### INFORMATION PROVIDED ###
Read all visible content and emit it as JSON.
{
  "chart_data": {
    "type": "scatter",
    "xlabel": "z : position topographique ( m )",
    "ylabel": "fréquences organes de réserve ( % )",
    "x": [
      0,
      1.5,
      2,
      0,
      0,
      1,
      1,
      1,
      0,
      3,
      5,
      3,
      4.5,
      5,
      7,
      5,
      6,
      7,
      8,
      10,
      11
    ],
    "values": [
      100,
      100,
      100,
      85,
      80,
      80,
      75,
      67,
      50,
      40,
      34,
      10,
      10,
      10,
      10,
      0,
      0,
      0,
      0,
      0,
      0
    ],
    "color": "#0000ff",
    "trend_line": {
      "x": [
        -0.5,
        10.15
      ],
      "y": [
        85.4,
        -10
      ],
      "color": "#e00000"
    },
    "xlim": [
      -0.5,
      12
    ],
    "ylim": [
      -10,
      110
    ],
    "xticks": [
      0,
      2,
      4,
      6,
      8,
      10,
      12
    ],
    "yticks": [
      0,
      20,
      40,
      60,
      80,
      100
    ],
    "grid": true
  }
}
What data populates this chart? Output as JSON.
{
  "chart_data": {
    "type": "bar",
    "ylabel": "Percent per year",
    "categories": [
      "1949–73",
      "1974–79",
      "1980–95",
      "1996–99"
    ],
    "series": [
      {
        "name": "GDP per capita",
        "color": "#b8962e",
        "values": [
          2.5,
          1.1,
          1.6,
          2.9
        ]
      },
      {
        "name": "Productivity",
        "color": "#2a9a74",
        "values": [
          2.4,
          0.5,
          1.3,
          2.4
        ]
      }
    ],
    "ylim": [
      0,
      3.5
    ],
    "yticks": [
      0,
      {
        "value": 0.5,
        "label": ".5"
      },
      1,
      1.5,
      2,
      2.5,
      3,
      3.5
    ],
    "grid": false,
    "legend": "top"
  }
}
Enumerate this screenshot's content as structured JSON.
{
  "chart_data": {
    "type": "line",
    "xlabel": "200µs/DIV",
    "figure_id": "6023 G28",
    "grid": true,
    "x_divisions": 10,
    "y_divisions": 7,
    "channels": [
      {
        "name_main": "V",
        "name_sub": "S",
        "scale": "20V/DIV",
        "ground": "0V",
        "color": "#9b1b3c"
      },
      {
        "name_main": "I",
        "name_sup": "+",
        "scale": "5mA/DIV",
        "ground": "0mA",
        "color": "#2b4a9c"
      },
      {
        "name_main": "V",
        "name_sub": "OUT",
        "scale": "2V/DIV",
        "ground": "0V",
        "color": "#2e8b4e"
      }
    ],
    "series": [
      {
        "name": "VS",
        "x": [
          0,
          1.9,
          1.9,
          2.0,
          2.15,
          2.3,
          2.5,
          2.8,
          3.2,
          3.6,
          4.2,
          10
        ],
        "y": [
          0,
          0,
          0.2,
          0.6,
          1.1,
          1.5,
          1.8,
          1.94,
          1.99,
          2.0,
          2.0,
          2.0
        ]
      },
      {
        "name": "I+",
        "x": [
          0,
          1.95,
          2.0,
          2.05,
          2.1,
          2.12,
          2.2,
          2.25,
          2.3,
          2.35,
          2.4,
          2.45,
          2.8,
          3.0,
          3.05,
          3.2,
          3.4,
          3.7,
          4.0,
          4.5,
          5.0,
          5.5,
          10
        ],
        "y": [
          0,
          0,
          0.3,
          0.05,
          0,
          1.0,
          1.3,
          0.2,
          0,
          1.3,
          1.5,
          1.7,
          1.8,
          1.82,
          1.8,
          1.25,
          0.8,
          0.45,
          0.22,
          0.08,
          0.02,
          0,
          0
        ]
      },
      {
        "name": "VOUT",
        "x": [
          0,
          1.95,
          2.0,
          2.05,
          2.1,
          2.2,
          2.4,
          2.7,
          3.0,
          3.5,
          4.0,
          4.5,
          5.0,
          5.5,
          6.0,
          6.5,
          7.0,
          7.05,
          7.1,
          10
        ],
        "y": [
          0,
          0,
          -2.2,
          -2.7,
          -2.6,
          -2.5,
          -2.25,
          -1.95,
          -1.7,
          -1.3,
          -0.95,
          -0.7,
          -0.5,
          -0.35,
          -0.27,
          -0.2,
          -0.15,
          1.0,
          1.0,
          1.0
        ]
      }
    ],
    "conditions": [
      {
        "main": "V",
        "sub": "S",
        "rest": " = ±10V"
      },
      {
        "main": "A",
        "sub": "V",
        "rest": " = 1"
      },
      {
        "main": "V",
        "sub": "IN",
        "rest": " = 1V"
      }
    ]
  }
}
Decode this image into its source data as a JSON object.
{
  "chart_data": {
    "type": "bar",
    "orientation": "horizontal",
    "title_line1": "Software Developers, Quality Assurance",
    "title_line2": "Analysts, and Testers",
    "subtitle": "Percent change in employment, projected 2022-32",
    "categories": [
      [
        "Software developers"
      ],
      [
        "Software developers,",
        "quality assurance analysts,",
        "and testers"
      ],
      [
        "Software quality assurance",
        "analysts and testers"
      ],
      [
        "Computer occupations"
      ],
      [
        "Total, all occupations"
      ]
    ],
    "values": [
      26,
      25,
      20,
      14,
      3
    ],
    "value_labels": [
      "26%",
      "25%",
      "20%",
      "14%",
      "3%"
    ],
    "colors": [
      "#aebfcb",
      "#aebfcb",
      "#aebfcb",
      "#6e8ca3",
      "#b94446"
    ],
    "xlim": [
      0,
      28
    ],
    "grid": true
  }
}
###
* GIVEN INSTRUCTION: Search the listing for the word "this" and return each line that holds it.

* RESPONSE TO THE EXERCISE:
What data populates this chart? Output as JSON.
Enumerate this screenshot's content as structured JSON.
Decode this image into its source data as a JSON object.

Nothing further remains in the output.